**Task data:**
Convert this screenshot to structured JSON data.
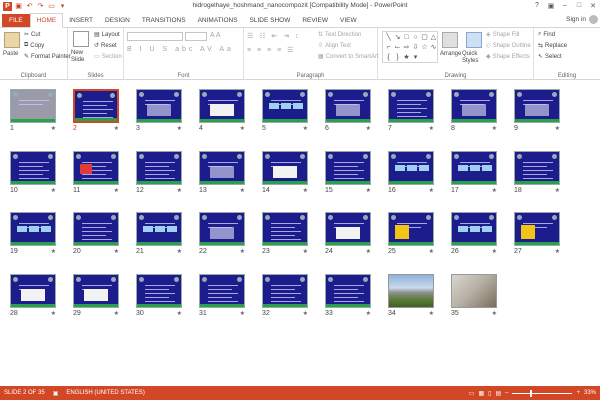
{
  "window": {
    "title": "hidrogelhaye_hoshmand_nanocompozit [Compatibility Mode] - PowerPoint"
  },
  "tabs": [
    "FILE",
    "HOME",
    "INSERT",
    "DESIGN",
    "TRANSITIONS",
    "ANIMATIONS",
    "SLIDE SHOW",
    "REVIEW",
    "VIEW"
  ],
  "active_tab": "HOME",
  "signin": "Sign in",
  "ribbon": {
    "clipboard": {
      "paste": "Paste",
      "cut": "Cut",
      "copy": "Copy",
      "format_painter": "Format Painter",
      "label": "Clipboard"
    },
    "slides": {
      "new_slide": "New Slide",
      "layout": "Layout",
      "reset": "Reset",
      "section": "Section",
      "label": "Slides"
    },
    "font": {
      "label": "Font"
    },
    "paragraph": {
      "text_direction": "Text Direction",
      "align_text": "Align Text",
      "convert_smartart": "Convert to SmartArt",
      "label": "Paragraph"
    },
    "drawing": {
      "arrange": "Arrange",
      "quick_styles": "Quick Styles",
      "shape_fill": "Shape Fill",
      "shape_outline": "Shape Outline",
      "shape_effects": "Shape Effects",
      "label": "Drawing"
    },
    "editing": {
      "find": "Find",
      "replace": "Replace",
      "select": "Select",
      "label": "Editing"
    }
  },
  "slides": [
    {
      "n": "1",
      "kind": "gray"
    },
    {
      "n": "2",
      "kind": "text",
      "selected": true
    },
    {
      "n": "3",
      "kind": "diagram"
    },
    {
      "n": "4",
      "kind": "white-diagram"
    },
    {
      "n": "5",
      "kind": "boxes"
    },
    {
      "n": "6",
      "kind": "diagram"
    },
    {
      "n": "7",
      "kind": "text"
    },
    {
      "n": "8",
      "kind": "diagram"
    },
    {
      "n": "9",
      "kind": "diagram"
    },
    {
      "n": "10",
      "kind": "text"
    },
    {
      "n": "11",
      "kind": "red-text"
    },
    {
      "n": "12",
      "kind": "text"
    },
    {
      "n": "13",
      "kind": "diagram"
    },
    {
      "n": "14",
      "kind": "white-diagram"
    },
    {
      "n": "15",
      "kind": "text"
    },
    {
      "n": "16",
      "kind": "boxes"
    },
    {
      "n": "17",
      "kind": "boxes"
    },
    {
      "n": "18",
      "kind": "text"
    },
    {
      "n": "19",
      "kind": "boxes"
    },
    {
      "n": "20",
      "kind": "text"
    },
    {
      "n": "21",
      "kind": "boxes"
    },
    {
      "n": "22",
      "kind": "diagram"
    },
    {
      "n": "23",
      "kind": "text"
    },
    {
      "n": "24",
      "kind": "white-diagram"
    },
    {
      "n": "25",
      "kind": "yellow"
    },
    {
      "n": "26",
      "kind": "boxes"
    },
    {
      "n": "27",
      "kind": "yellow"
    },
    {
      "n": "28",
      "kind": "white-diagram"
    },
    {
      "n": "29",
      "kind": "white-diagram"
    },
    {
      "n": "30",
      "kind": "text"
    },
    {
      "n": "31",
      "kind": "text"
    },
    {
      "n": "32",
      "kind": "text"
    },
    {
      "n": "33",
      "kind": "text"
    },
    {
      "n": "34",
      "kind": "photo-mountain"
    },
    {
      "n": "35",
      "kind": "photo-laptop"
    }
  ],
  "status": {
    "slide": "SLIDE 2 OF 35",
    "language": "ENGLISH (UNITED STATES)",
    "zoom": "33%"
  },
  "colors": {
    "accent": "#d24726",
    "slide_bg": "#1c1c8c",
    "slide_bar": "#28a24a"
  }
}
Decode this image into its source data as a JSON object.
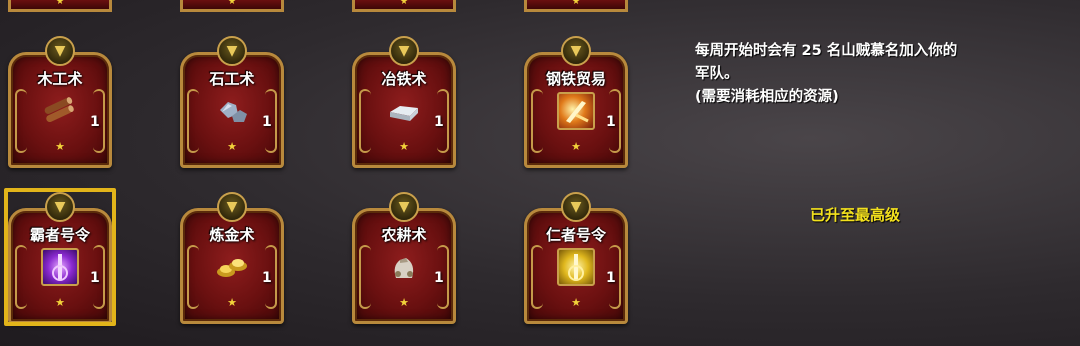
{
  "top_partial_stars": "★",
  "cards_row1": [
    {
      "name": "木工术",
      "count": "1",
      "icon": "wood-logs-icon"
    },
    {
      "name": "石工术",
      "count": "1",
      "icon": "stone-ore-icon"
    },
    {
      "name": "冶铁术",
      "count": "1",
      "icon": "iron-ingot-icon"
    },
    {
      "name": "钢铁贸易",
      "count": "1",
      "icon": "steel-trade-icon"
    }
  ],
  "cards_row2": [
    {
      "name": "霸者号令",
      "count": "1",
      "icon": "overlord-command-icon",
      "selected": true
    },
    {
      "name": "炼金术",
      "count": "1",
      "icon": "gold-ingots-icon"
    },
    {
      "name": "农耕术",
      "count": "1",
      "icon": "grain-sack-icon"
    },
    {
      "name": "仁者号令",
      "count": "1",
      "icon": "benevolent-command-icon"
    }
  ],
  "star": "★",
  "description": {
    "line1": "每周开始时会有 25 名山贼慕名加入你的",
    "line2": "军队。",
    "line3": "(需要消耗相应的资源)"
  },
  "status_text": "已升至最高级",
  "colors": {
    "accent_gold": "#e2b41a",
    "status_yellow": "#f3e11e",
    "card_red": "#7a1515"
  }
}
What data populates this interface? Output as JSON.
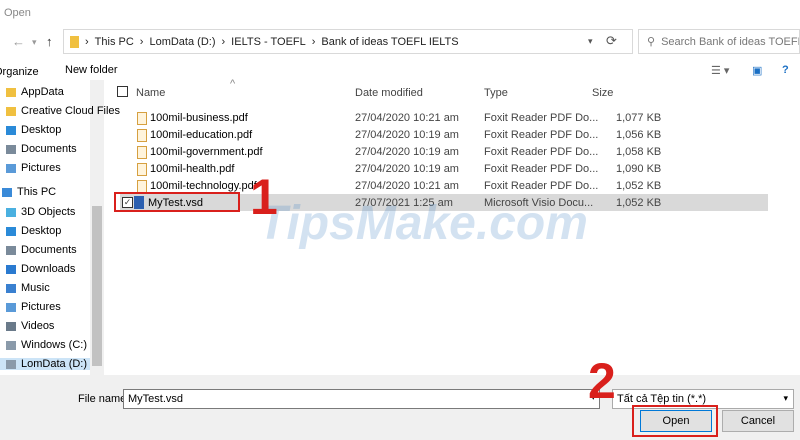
{
  "window": {
    "title": "Open"
  },
  "address": {
    "crumbs": [
      "This PC",
      "LomData (D:)",
      "IELTS - TOEFL",
      "Bank of ideas TOEFL IELTS"
    ],
    "search_placeholder": "Search Bank of ideas TOEFL IELTS"
  },
  "toolbar": {
    "organize": "Organize",
    "new_folder": "New folder"
  },
  "sidebar": {
    "items": [
      {
        "label": "AppData",
        "icon": "folder-icon"
      },
      {
        "label": "Creative Cloud Files",
        "icon": "folder-icon"
      },
      {
        "label": "Desktop",
        "icon": "desktop-icon"
      },
      {
        "label": "Documents",
        "icon": "documents-icon"
      },
      {
        "label": "Pictures",
        "icon": "pictures-icon"
      },
      {
        "label": "This PC",
        "icon": "computer-icon"
      },
      {
        "label": "3D Objects",
        "icon": "3d-icon"
      },
      {
        "label": "Desktop",
        "icon": "desktop-icon"
      },
      {
        "label": "Documents",
        "icon": "documents-icon"
      },
      {
        "label": "Downloads",
        "icon": "downloads-icon"
      },
      {
        "label": "Music",
        "icon": "music-icon"
      },
      {
        "label": "Pictures",
        "icon": "pictures-icon"
      },
      {
        "label": "Videos",
        "icon": "videos-icon"
      },
      {
        "label": "Windows (C:)",
        "icon": "drive-icon"
      },
      {
        "label": "LomData (D:)",
        "icon": "drive-icon"
      }
    ]
  },
  "columns": {
    "name": "Name",
    "date": "Date modified",
    "type": "Type",
    "size": "Size"
  },
  "files": [
    {
      "name": "100mil-business.pdf",
      "date": "27/04/2020 10:21 am",
      "type": "Foxit Reader PDF Do...",
      "size": "1,077 KB"
    },
    {
      "name": "100mil-education.pdf",
      "date": "27/04/2020 10:19 am",
      "type": "Foxit Reader PDF Do...",
      "size": "1,056 KB"
    },
    {
      "name": "100mil-government.pdf",
      "date": "27/04/2020 10:19 am",
      "type": "Foxit Reader PDF Do...",
      "size": "1,058 KB"
    },
    {
      "name": "100mil-health.pdf",
      "date": "27/04/2020 10:19 am",
      "type": "Foxit Reader PDF Do...",
      "size": "1,090 KB"
    },
    {
      "name": "100mil-technology.pdf",
      "date": "27/04/2020 10:21 am",
      "type": "Foxit Reader PDF Do...",
      "size": "1,052 KB"
    },
    {
      "name": "MyTest.vsd",
      "date": "27/07/2021 1:25 am",
      "type": "Microsoft Visio Docu...",
      "size": "1,052 KB"
    }
  ],
  "bottom": {
    "file_name_label": "File name:",
    "file_name_value": "MyTest.vsd",
    "file_type": "Tất cả Tệp tin (*.*)",
    "open": "Open",
    "cancel": "Cancel"
  },
  "annotations": {
    "step1": "1",
    "step2": "2",
    "watermark": "TipsMake.com"
  }
}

**Short exercise:**
Report how many lines in the entries hold the string "photo". Nothing but the number is wanted.

**Solution below:**
2